» **PROVIDED RECORDS**
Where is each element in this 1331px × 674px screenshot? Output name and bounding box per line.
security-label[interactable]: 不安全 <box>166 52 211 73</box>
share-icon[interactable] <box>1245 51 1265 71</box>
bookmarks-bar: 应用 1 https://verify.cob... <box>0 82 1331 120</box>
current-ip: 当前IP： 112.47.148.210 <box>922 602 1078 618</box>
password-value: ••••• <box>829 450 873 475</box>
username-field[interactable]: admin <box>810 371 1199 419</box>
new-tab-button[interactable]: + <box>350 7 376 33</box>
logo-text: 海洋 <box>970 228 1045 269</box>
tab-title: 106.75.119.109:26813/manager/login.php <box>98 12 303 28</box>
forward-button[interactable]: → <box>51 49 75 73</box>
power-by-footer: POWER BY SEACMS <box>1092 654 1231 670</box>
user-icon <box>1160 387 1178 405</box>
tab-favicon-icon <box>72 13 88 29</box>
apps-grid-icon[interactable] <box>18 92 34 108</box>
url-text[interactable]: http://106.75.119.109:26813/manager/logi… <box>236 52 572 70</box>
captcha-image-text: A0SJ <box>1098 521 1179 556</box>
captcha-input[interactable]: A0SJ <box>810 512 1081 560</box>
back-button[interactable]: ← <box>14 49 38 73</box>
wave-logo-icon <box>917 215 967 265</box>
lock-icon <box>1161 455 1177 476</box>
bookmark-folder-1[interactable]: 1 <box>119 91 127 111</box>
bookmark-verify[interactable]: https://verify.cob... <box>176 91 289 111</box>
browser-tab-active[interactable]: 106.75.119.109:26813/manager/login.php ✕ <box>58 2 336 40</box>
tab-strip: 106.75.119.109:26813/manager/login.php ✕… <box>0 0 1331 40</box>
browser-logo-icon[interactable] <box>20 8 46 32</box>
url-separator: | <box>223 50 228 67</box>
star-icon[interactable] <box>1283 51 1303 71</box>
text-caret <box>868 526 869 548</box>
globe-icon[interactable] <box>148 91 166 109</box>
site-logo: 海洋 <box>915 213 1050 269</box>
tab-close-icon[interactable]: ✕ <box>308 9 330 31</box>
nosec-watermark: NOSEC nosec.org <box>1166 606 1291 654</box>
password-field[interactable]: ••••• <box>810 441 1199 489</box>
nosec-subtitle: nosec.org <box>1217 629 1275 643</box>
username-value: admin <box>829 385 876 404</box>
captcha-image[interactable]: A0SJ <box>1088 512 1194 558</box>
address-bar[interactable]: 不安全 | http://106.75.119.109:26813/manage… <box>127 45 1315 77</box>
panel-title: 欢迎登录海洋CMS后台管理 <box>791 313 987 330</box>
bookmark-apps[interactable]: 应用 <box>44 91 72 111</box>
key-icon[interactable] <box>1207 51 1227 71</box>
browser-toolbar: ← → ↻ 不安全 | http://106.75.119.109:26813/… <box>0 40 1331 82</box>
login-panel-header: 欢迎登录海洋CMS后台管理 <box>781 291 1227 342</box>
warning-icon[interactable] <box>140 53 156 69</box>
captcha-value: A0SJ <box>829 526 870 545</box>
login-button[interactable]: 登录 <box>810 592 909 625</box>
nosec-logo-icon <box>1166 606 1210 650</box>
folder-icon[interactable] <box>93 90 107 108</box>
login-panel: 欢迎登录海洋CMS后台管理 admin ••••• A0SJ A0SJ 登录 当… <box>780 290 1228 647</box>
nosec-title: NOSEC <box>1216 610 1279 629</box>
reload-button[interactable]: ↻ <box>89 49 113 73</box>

» **TASK DIRECTIONS**
Please copy every one of the items above line for line, with no changes.

» **EXPECTED ANSWER**
Where is each element in this 1331px × 674px screenshot? Output name and bounding box per line.
security-label[interactable]: 不安全 <box>166 52 211 73</box>
share-icon[interactable] <box>1245 51 1265 71</box>
bookmarks-bar: 应用 1 https://verify.cob... <box>0 82 1331 120</box>
current-ip: 当前IP： 112.47.148.210 <box>922 602 1078 618</box>
password-value: ••••• <box>829 450 873 475</box>
username-field[interactable]: admin <box>810 371 1199 419</box>
new-tab-button[interactable]: + <box>350 7 376 33</box>
logo-text: 海洋 <box>970 228 1045 269</box>
tab-title: 106.75.119.109:26813/manager/login.php <box>98 12 303 28</box>
forward-button[interactable]: → <box>51 49 75 73</box>
power-by-footer: POWER BY SEACMS <box>1092 654 1231 670</box>
user-icon <box>1160 387 1178 405</box>
tab-favicon-icon <box>72 13 88 29</box>
apps-grid-icon[interactable] <box>18 92 34 108</box>
url-text[interactable]: http://106.75.119.109:26813/manager/logi… <box>236 52 572 70</box>
captcha-image-text: A0SJ <box>1098 521 1179 556</box>
captcha-input[interactable]: A0SJ <box>810 512 1081 560</box>
back-button[interactable]: ← <box>14 49 38 73</box>
wave-logo-icon <box>917 215 967 265</box>
lock-icon <box>1161 455 1177 476</box>
bookmark-folder-1[interactable]: 1 <box>119 91 127 111</box>
bookmark-verify[interactable]: https://verify.cob... <box>176 91 289 111</box>
browser-tab-active[interactable]: 106.75.119.109:26813/manager/login.php ✕ <box>58 2 336 40</box>
tab-strip: 106.75.119.109:26813/manager/login.php ✕… <box>0 0 1331 40</box>
browser-logo-icon[interactable] <box>20 8 46 32</box>
url-separator: | <box>223 50 228 67</box>
star-icon[interactable] <box>1283 51 1303 71</box>
text-caret <box>868 526 869 548</box>
globe-icon[interactable] <box>148 91 166 109</box>
site-logo: 海洋 <box>915 213 1050 269</box>
tab-close-icon[interactable]: ✕ <box>308 9 330 31</box>
nosec-watermark: NOSEC nosec.org <box>1166 606 1291 654</box>
password-field[interactable]: ••••• <box>810 441 1199 489</box>
nosec-subtitle: nosec.org <box>1217 629 1275 643</box>
username-value: admin <box>829 385 876 404</box>
captcha-image[interactable]: A0SJ <box>1088 512 1194 558</box>
address-bar[interactable]: 不安全 | http://106.75.119.109:26813/manage… <box>127 45 1315 77</box>
panel-title: 欢迎登录海洋CMS后台管理 <box>791 313 987 330</box>
bookmark-apps[interactable]: 应用 <box>44 91 72 111</box>
key-icon[interactable] <box>1207 51 1227 71</box>
browser-toolbar: ← → ↻ 不安全 | http://106.75.119.109:26813/… <box>0 40 1331 82</box>
login-panel-header: 欢迎登录海洋CMS后台管理 <box>781 291 1227 342</box>
warning-icon[interactable] <box>140 53 156 69</box>
captcha-value: A0SJ <box>829 526 870 545</box>
login-button[interactable]: 登录 <box>810 592 909 625</box>
nosec-logo-icon <box>1166 606 1210 650</box>
folder-icon[interactable] <box>93 90 107 108</box>
login-panel: 欢迎登录海洋CMS后台管理 admin ••••• A0SJ A0SJ 登录 当… <box>780 290 1228 647</box>
nosec-title: NOSEC <box>1216 610 1279 629</box>
reload-button[interactable]: ↻ <box>89 49 113 73</box>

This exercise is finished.